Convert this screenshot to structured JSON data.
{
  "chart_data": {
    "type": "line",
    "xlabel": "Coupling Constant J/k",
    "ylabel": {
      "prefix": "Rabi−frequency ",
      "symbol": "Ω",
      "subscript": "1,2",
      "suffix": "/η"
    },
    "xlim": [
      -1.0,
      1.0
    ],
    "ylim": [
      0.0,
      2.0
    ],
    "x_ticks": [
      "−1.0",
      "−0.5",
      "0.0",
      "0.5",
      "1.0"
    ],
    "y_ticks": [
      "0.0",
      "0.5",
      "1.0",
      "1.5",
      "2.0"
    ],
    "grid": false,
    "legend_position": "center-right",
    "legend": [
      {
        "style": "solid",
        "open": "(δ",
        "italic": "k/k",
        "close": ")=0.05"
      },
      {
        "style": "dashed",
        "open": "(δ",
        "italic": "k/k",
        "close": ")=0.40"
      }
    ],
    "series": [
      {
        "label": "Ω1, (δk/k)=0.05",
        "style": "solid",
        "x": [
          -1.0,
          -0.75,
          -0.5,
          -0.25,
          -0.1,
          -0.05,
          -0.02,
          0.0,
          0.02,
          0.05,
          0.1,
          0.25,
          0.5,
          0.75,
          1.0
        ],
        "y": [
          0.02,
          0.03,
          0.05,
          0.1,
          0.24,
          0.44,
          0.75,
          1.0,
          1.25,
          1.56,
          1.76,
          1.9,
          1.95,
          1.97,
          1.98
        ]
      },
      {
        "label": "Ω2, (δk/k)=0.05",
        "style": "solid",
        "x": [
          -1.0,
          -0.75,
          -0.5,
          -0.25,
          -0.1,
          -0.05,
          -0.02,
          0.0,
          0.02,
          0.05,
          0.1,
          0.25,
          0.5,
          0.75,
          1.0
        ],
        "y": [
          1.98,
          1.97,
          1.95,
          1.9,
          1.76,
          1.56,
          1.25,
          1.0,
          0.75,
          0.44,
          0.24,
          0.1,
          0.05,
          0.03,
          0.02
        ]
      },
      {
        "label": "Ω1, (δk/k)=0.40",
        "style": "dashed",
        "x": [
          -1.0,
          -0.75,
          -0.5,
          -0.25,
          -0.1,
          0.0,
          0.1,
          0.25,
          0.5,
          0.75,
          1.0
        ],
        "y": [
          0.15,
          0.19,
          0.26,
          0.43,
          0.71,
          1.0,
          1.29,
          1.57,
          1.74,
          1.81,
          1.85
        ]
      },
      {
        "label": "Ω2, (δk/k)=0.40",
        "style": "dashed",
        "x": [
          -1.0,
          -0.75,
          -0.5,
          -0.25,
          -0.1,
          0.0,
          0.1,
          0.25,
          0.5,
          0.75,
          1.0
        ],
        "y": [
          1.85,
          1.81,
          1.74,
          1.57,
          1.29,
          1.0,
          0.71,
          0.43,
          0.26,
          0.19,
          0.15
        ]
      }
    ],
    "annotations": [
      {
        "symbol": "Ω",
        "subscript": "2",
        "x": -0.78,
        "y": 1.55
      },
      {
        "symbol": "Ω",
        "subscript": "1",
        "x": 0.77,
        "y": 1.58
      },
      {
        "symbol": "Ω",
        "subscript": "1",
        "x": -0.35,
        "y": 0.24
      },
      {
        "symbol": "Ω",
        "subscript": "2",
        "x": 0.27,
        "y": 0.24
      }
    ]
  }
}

Exercise directions: Repeat all the records. Match each line exactly.

Written solution:
Convert this screenshot to structured JSON data.
{
  "chart_data": {
    "type": "line",
    "xlabel": "Coupling Constant J/k",
    "ylabel": {
      "prefix": "Rabi−frequency ",
      "symbol": "Ω",
      "subscript": "1,2",
      "suffix": "/η"
    },
    "xlim": [
      -1.0,
      1.0
    ],
    "ylim": [
      0.0,
      2.0
    ],
    "x_ticks": [
      "−1.0",
      "−0.5",
      "0.0",
      "0.5",
      "1.0"
    ],
    "y_ticks": [
      "0.0",
      "0.5",
      "1.0",
      "1.5",
      "2.0"
    ],
    "grid": false,
    "legend_position": "center-right",
    "legend": [
      {
        "style": "solid",
        "open": "(δ",
        "italic": "k/k",
        "close": ")=0.05"
      },
      {
        "style": "dashed",
        "open": "(δ",
        "italic": "k/k",
        "close": ")=0.40"
      }
    ],
    "series": [
      {
        "label": "Ω1, (δk/k)=0.05",
        "style": "solid",
        "x": [
          -1.0,
          -0.75,
          -0.5,
          -0.25,
          -0.1,
          -0.05,
          -0.02,
          0.0,
          0.02,
          0.05,
          0.1,
          0.25,
          0.5,
          0.75,
          1.0
        ],
        "y": [
          0.02,
          0.03,
          0.05,
          0.1,
          0.24,
          0.44,
          0.75,
          1.0,
          1.25,
          1.56,
          1.76,
          1.9,
          1.95,
          1.97,
          1.98
        ]
      },
      {
        "label": "Ω2, (δk/k)=0.05",
        "style": "solid",
        "x": [
          -1.0,
          -0.75,
          -0.5,
          -0.25,
          -0.1,
          -0.05,
          -0.02,
          0.0,
          0.02,
          0.05,
          0.1,
          0.25,
          0.5,
          0.75,
          1.0
        ],
        "y": [
          1.98,
          1.97,
          1.95,
          1.9,
          1.76,
          1.56,
          1.25,
          1.0,
          0.75,
          0.44,
          0.24,
          0.1,
          0.05,
          0.03,
          0.02
        ]
      },
      {
        "label": "Ω1, (δk/k)=0.40",
        "style": "dashed",
        "x": [
          -1.0,
          -0.75,
          -0.5,
          -0.25,
          -0.1,
          0.0,
          0.1,
          0.25,
          0.5,
          0.75,
          1.0
        ],
        "y": [
          0.15,
          0.19,
          0.26,
          0.43,
          0.71,
          1.0,
          1.29,
          1.57,
          1.74,
          1.81,
          1.85
        ]
      },
      {
        "label": "Ω2, (δk/k)=0.40",
        "style": "dashed",
        "x": [
          -1.0,
          -0.75,
          -0.5,
          -0.25,
          -0.1,
          0.0,
          0.1,
          0.25,
          0.5,
          0.75,
          1.0
        ],
        "y": [
          1.85,
          1.81,
          1.74,
          1.57,
          1.29,
          1.0,
          0.71,
          0.43,
          0.26,
          0.19,
          0.15
        ]
      }
    ],
    "annotations": [
      {
        "symbol": "Ω",
        "subscript": "2",
        "x": -0.78,
        "y": 1.55
      },
      {
        "symbol": "Ω",
        "subscript": "1",
        "x": 0.77,
        "y": 1.58
      },
      {
        "symbol": "Ω",
        "subscript": "1",
        "x": -0.35,
        "y": 0.24
      },
      {
        "symbol": "Ω",
        "subscript": "2",
        "x": 0.27,
        "y": 0.24
      }
    ]
  }
}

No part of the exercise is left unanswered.